§ **Set task**
Do not copy the pictures; transcribe all other material exactly.

-- BEGIN --

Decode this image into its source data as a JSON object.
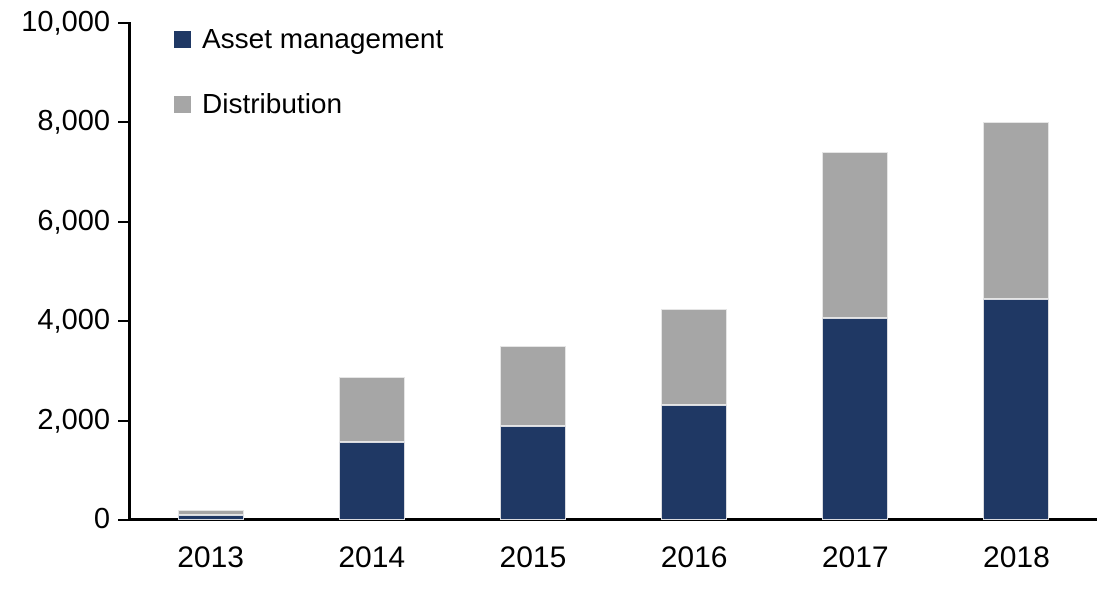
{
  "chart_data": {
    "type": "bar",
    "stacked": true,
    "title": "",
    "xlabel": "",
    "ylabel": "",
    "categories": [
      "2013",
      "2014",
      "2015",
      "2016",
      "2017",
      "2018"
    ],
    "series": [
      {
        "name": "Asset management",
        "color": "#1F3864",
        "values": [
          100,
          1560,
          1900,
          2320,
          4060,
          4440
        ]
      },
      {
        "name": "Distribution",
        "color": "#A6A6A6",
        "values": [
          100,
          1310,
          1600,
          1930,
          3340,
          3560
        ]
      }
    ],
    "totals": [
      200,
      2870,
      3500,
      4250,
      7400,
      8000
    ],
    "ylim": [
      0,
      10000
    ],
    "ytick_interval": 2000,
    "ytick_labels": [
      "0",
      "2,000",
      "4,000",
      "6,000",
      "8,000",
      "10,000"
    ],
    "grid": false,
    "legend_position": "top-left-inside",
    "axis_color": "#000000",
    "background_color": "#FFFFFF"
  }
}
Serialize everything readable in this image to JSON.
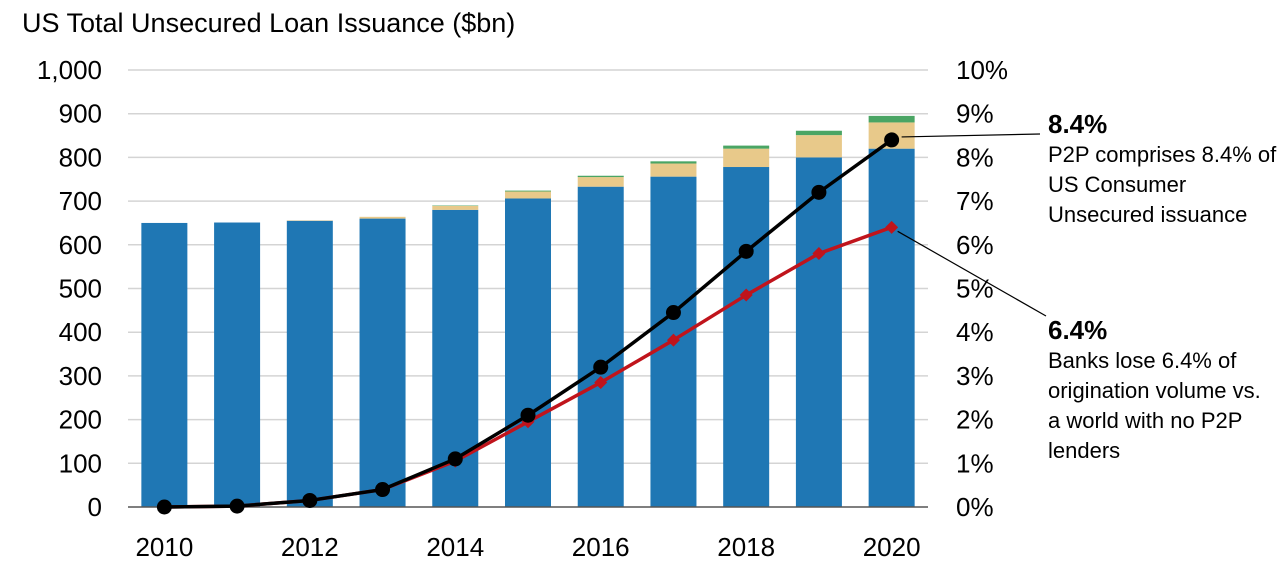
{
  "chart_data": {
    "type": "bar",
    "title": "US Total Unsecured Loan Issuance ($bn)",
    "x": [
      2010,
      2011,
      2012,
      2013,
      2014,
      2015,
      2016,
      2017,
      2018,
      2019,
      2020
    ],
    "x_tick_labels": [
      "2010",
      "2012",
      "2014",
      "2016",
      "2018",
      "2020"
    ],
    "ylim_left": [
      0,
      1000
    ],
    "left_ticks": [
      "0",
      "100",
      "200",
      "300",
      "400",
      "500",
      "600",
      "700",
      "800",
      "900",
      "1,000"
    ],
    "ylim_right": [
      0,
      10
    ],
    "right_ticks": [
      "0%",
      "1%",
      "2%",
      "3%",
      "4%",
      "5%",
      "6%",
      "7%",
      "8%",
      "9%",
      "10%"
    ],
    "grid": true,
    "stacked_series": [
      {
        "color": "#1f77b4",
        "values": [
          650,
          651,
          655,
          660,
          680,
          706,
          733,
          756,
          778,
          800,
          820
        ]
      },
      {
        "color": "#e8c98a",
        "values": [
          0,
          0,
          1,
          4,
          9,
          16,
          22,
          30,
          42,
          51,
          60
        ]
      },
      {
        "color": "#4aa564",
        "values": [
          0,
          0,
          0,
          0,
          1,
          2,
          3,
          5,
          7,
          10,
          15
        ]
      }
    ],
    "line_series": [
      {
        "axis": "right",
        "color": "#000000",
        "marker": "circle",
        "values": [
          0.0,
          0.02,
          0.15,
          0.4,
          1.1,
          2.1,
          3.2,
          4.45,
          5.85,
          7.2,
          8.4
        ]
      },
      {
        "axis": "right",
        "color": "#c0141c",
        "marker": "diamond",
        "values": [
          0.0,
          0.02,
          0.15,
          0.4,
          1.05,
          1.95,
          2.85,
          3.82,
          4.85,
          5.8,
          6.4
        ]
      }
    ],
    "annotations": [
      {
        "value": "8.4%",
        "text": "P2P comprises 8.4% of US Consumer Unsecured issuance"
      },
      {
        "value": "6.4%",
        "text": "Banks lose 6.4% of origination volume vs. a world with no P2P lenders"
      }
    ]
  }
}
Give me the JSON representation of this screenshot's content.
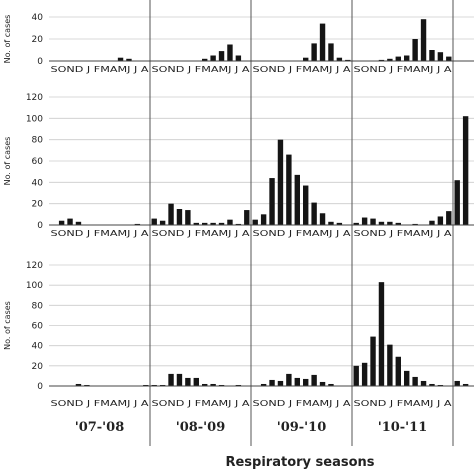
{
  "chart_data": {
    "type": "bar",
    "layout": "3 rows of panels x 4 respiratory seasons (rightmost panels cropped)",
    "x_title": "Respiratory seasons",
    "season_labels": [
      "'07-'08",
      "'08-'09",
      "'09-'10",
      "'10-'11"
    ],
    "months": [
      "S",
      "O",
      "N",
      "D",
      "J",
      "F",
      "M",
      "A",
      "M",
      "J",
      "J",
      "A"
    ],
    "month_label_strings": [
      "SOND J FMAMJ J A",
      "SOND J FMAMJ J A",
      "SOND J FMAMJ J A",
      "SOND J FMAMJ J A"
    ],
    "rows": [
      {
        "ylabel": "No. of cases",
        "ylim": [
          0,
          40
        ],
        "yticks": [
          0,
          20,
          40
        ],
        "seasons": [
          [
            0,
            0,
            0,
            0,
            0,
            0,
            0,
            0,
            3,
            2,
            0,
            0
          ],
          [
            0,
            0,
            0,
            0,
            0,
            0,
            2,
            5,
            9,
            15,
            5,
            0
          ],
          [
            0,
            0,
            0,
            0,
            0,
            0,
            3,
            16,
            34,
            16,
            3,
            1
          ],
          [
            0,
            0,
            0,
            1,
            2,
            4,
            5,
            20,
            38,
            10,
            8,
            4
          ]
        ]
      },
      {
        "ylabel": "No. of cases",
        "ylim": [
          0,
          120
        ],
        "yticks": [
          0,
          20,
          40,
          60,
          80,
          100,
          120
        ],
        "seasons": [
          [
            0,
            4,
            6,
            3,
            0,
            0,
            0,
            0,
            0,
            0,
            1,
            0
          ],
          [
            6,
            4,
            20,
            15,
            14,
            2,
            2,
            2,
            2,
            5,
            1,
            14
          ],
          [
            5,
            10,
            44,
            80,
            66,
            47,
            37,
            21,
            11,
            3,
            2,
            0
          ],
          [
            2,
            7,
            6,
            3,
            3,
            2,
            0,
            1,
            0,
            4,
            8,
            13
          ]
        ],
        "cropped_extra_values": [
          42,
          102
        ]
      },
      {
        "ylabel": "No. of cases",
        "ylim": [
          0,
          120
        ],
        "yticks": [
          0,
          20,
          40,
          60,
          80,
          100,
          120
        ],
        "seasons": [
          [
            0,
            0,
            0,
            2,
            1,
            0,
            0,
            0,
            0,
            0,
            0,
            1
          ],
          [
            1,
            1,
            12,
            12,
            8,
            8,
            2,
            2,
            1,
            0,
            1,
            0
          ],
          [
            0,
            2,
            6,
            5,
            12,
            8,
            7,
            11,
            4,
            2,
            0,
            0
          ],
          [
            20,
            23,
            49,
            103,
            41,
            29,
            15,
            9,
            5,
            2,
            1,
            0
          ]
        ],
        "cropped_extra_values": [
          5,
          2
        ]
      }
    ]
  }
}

-- END --

§ **The output**
Decode this image into its source data as a JSON object.
{
  "chart_data": {
    "type": "bar",
    "stacked": true,
    "title": "",
    "xlabel": "",
    "ylabel": "",
    "categories": [
      "2013",
      "2014",
      "2015",
      "2016",
      "2017",
      "2018"
    ],
    "series": [
      {
        "name": "Asset management",
        "color": "#1F3864",
        "values": [
          100,
          1560,
          1900,
          2320,
          4060,
          4440
        ]
      },
      {
        "name": "Distribution",
        "color": "#A6A6A6",
        "values": [
          100,
          1310,
          1600,
          1930,
          3340,
          3560
        ]
      }
    ],
    "totals": [
      200,
      2870,
      3500,
      4250,
      7400,
      8000
    ],
    "ylim": [
      0,
      10000
    ],
    "ytick_interval": 2000,
    "ytick_labels": [
      "0",
      "2,000",
      "4,000",
      "6,000",
      "8,000",
      "10,000"
    ],
    "grid": false,
    "legend_position": "top-left-inside",
    "axis_color": "#000000",
    "background_color": "#FFFFFF"
  }
}
Serialize everything readable in this image to JSON.
{
  "chart_data": {
    "type": "bar",
    "title": "US Total Unsecured Loan Issuance ($bn)",
    "x": [
      2010,
      2011,
      2012,
      2013,
      2014,
      2015,
      2016,
      2017,
      2018,
      2019,
      2020
    ],
    "x_tick_labels": [
      "2010",
      "2012",
      "2014",
      "2016",
      "2018",
      "2020"
    ],
    "ylim_left": [
      0,
      1000
    ],
    "left_ticks": [
      "0",
      "100",
      "200",
      "300",
      "400",
      "500",
      "600",
      "700",
      "800",
      "900",
      "1,000"
    ],
    "ylim_right": [
      0,
      10
    ],
    "right_ticks": [
      "0%",
      "1%",
      "2%",
      "3%",
      "4%",
      "5%",
      "6%",
      "7%",
      "8%",
      "9%",
      "10%"
    ],
    "grid": true,
    "stacked_series": [
      {
        "color": "#1f77b4",
        "values": [
          650,
          651,
          655,
          660,
          680,
          706,
          733,
          756,
          778,
          800,
          820
        ]
      },
      {
        "color": "#e8c98a",
        "values": [
          0,
          0,
          1,
          4,
          9,
          16,
          22,
          30,
          42,
          51,
          60
        ]
      },
      {
        "color": "#4aa564",
        "values": [
          0,
          0,
          0,
          0,
          1,
          2,
          3,
          5,
          7,
          10,
          15
        ]
      }
    ],
    "line_series": [
      {
        "axis": "right",
        "color": "#000000",
        "marker": "circle",
        "values": [
          0.0,
          0.02,
          0.15,
          0.4,
          1.1,
          2.1,
          3.2,
          4.45,
          5.85,
          7.2,
          8.4
        ]
      },
      {
        "axis": "right",
        "color": "#c0141c",
        "marker": "diamond",
        "values": [
          0.0,
          0.02,
          0.15,
          0.4,
          1.05,
          1.95,
          2.85,
          3.82,
          4.85,
          5.8,
          6.4
        ]
      }
    ],
    "annotations": [
      {
        "value": "8.4%",
        "text": "P2P comprises 8.4% of US Consumer Unsecured issuance"
      },
      {
        "value": "6.4%",
        "text": "Banks lose 6.4% of origination volume vs. a world with no P2P lenders"
      }
    ]
  }
}
Give me the JSON representation of this screenshot's content.
{
  "chart_data": {
    "type": "bar",
    "layout": "3 rows of panels x 4 respiratory seasons (rightmost panels cropped)",
    "x_title": "Respiratory seasons",
    "season_labels": [
      "'07-'08",
      "'08-'09",
      "'09-'10",
      "'10-'11"
    ],
    "months": [
      "S",
      "O",
      "N",
      "D",
      "J",
      "F",
      "M",
      "A",
      "M",
      "J",
      "J",
      "A"
    ],
    "month_label_strings": [
      "SOND J FMAMJ J A",
      "SOND J FMAMJ J A",
      "SOND J FMAMJ J A",
      "SOND J FMAMJ J A"
    ],
    "rows": [
      {
        "ylabel": "No. of cases",
        "ylim": [
          0,
          40
        ],
        "yticks": [
          0,
          20,
          40
        ],
        "seasons": [
          [
            0,
            0,
            0,
            0,
            0,
            0,
            0,
            0,
            3,
            2,
            0,
            0
          ],
          [
            0,
            0,
            0,
            0,
            0,
            0,
            2,
            5,
            9,
            15,
            5,
            0
          ],
          [
            0,
            0,
            0,
            0,
            0,
            0,
            3,
            16,
            34,
            16,
            3,
            1
          ],
          [
            0,
            0,
            0,
            1,
            2,
            4,
            5,
            20,
            38,
            10,
            8,
            4
          ]
        ]
      },
      {
        "ylabel": "No. of cases",
        "ylim": [
          0,
          120
        ],
        "yticks": [
          0,
          20,
          40,
          60,
          80,
          100,
          120
        ],
        "seasons": [
          [
            0,
            4,
            6,
            3,
            0,
            0,
            0,
            0,
            0,
            0,
            1,
            0
          ],
          [
            6,
            4,
            20,
            15,
            14,
            2,
            2,
            2,
            2,
            5,
            1,
            14
          ],
          [
            5,
            10,
            44,
            80,
            66,
            47,
            37,
            21,
            11,
            3,
            2,
            0
          ],
          [
            2,
            7,
            6,
            3,
            3,
            2,
            0,
            1,
            0,
            4,
            8,
            13
          ]
        ],
        "cropped_extra_values": [
          42,
          102
        ]
      },
      {
        "ylabel": "No. of cases",
        "ylim": [
          0,
          120
        ],
        "yticks": [
          0,
          20,
          40,
          60,
          80,
          100,
          120
        ],
        "seasons": [
          [
            0,
            0,
            0,
            2,
            1,
            0,
            0,
            0,
            0,
            0,
            0,
            1
          ],
          [
            1,
            1,
            12,
            12,
            8,
            8,
            2,
            2,
            1,
            0,
            1,
            0
          ],
          [
            0,
            2,
            6,
            5,
            12,
            8,
            7,
            11,
            4,
            2,
            0,
            0
          ],
          [
            20,
            23,
            49,
            103,
            41,
            29,
            15,
            9,
            5,
            2,
            1,
            0
          ]
        ],
        "cropped_extra_values": [
          5,
          2
        ]
      }
    ]
  }
}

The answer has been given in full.